## begin
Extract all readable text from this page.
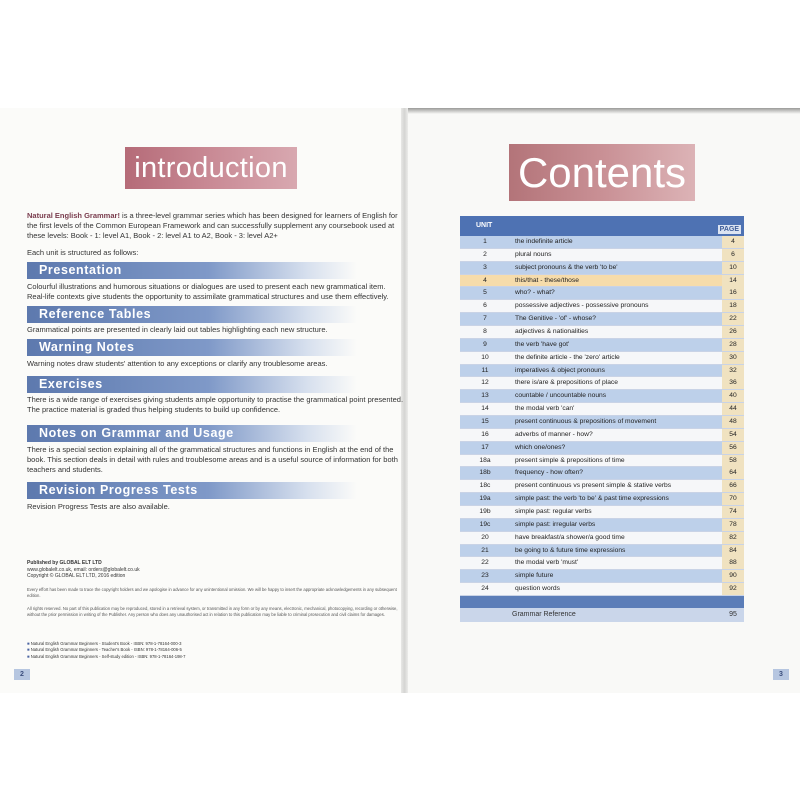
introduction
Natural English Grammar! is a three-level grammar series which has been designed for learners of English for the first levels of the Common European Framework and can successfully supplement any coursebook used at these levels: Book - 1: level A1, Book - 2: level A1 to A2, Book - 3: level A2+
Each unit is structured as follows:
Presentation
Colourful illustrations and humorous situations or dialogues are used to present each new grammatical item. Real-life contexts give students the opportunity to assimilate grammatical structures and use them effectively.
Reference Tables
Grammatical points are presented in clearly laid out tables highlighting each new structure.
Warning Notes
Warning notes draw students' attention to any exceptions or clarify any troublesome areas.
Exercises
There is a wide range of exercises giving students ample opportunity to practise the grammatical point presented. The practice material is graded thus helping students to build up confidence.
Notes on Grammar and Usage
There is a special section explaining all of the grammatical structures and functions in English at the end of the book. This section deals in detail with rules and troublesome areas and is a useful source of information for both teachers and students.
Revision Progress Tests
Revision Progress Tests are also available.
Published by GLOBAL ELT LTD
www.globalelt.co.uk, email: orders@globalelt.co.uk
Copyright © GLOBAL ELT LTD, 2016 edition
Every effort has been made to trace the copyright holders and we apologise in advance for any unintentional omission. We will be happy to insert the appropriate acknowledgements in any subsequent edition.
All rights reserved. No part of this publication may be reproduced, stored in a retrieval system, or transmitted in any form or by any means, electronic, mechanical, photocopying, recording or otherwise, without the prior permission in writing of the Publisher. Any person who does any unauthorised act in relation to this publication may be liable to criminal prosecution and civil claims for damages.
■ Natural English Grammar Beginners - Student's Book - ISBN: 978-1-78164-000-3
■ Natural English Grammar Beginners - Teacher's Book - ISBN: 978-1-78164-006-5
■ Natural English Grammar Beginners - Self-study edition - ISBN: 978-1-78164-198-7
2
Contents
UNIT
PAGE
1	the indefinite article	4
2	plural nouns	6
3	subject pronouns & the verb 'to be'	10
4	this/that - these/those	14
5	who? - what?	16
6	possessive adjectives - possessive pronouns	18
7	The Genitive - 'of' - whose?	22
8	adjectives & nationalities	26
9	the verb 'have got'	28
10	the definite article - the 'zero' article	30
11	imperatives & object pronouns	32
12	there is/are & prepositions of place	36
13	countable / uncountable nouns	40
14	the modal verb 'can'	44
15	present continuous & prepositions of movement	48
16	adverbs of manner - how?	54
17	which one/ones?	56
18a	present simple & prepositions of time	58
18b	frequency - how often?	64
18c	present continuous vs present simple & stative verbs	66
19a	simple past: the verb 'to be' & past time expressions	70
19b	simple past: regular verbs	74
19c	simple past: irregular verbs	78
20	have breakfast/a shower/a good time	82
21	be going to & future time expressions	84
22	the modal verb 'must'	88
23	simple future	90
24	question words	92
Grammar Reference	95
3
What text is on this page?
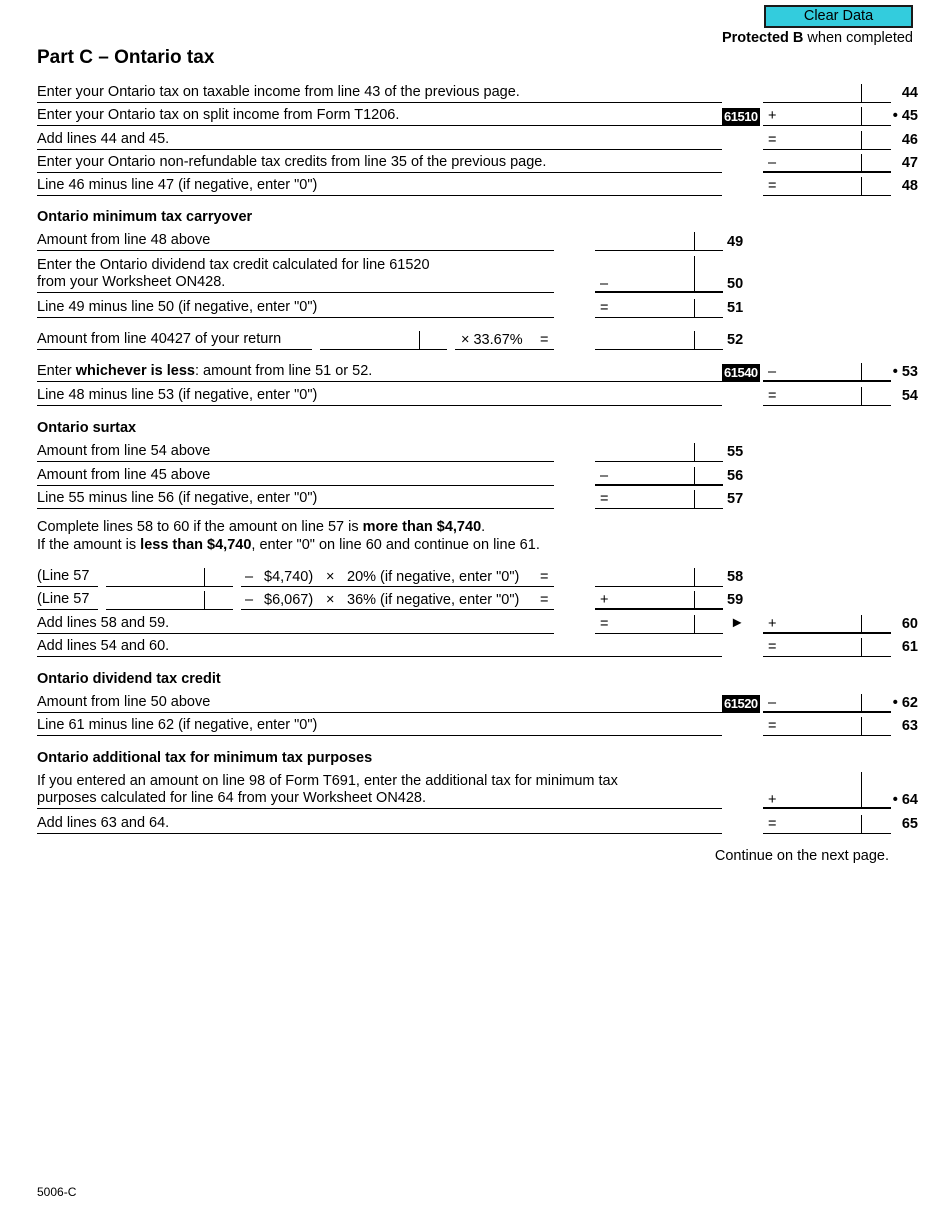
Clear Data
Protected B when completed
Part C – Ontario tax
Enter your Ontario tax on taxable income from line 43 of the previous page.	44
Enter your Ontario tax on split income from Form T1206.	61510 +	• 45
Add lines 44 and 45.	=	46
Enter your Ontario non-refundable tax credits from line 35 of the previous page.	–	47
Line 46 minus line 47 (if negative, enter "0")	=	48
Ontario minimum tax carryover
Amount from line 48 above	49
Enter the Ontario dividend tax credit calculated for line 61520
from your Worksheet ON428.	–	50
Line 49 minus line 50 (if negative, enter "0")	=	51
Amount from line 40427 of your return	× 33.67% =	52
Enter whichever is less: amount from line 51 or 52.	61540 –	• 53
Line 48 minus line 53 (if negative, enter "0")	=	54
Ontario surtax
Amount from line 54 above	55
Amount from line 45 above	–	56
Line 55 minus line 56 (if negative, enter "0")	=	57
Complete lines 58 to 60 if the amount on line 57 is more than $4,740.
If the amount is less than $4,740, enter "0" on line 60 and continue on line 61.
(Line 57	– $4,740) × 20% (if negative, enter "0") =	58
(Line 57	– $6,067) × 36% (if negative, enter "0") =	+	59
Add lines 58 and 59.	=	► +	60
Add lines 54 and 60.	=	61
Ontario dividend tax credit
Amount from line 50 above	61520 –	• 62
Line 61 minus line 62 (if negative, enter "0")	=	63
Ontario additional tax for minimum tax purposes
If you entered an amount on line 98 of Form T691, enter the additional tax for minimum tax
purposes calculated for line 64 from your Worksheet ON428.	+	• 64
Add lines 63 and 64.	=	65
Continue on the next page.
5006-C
## end
## begin
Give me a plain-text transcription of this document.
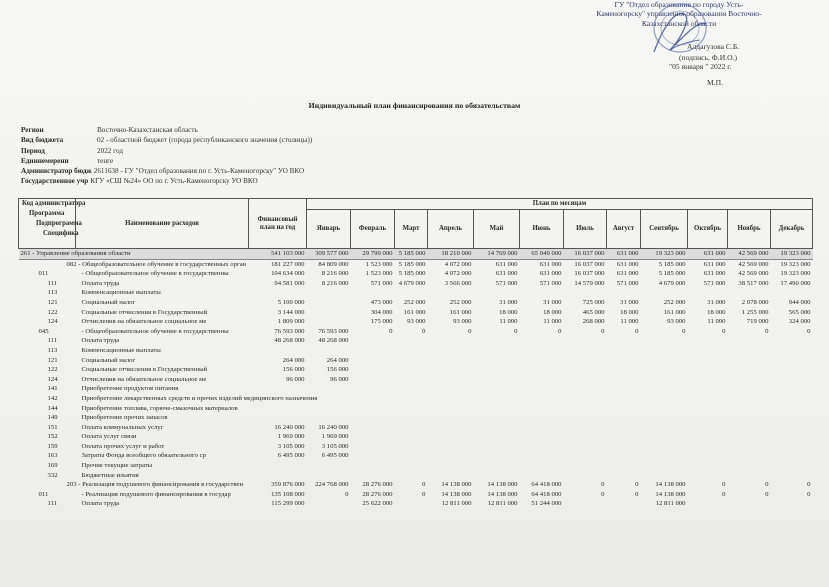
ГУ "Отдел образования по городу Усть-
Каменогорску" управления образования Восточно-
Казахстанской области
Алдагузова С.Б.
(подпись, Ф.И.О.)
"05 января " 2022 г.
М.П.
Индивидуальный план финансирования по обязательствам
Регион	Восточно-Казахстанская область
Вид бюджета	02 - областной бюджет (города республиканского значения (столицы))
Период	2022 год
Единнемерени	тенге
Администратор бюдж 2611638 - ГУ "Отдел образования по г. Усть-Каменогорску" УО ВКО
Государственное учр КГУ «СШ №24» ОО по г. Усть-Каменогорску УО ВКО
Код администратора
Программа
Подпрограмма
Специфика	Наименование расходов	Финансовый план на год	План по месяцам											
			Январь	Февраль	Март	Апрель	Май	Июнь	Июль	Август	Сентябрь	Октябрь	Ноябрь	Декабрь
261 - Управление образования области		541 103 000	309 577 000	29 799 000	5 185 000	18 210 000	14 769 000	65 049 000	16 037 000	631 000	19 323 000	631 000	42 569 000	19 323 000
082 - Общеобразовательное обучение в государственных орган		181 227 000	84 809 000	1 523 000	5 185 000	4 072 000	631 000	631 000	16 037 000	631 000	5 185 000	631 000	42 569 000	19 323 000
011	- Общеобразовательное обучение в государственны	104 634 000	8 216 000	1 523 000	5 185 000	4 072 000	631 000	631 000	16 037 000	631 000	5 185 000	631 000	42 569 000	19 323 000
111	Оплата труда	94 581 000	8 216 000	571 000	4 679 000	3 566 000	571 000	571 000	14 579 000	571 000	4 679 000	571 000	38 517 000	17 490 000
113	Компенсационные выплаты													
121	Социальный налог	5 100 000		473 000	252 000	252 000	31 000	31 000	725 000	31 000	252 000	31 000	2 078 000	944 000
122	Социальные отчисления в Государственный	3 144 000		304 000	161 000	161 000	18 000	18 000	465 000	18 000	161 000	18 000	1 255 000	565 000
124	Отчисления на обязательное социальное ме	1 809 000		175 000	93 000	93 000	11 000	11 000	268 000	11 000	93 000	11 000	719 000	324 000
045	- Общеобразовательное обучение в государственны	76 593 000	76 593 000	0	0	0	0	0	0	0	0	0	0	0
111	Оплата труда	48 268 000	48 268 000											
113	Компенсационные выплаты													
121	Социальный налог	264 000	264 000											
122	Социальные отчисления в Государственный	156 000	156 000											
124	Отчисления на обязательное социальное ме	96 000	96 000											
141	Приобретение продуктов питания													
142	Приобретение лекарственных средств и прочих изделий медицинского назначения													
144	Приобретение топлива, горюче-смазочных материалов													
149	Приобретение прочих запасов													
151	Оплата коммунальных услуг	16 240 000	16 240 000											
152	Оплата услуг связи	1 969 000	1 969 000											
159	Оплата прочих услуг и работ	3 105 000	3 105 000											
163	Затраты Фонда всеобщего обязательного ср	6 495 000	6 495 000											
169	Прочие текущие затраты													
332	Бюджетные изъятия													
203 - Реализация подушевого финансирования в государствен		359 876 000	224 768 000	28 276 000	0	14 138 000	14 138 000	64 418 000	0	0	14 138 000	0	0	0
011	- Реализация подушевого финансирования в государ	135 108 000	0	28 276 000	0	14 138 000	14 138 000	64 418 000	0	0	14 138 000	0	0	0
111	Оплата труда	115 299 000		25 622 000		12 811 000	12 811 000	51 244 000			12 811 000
## end
Look over the listing. Pull out every line with the string "Отдел" in it.

ГУ "Отдел образования по городу Усть-
Администратор бюдж 2611638 - ГУ "Отдел образования по г. Усть-Каменогорску" УО ВКО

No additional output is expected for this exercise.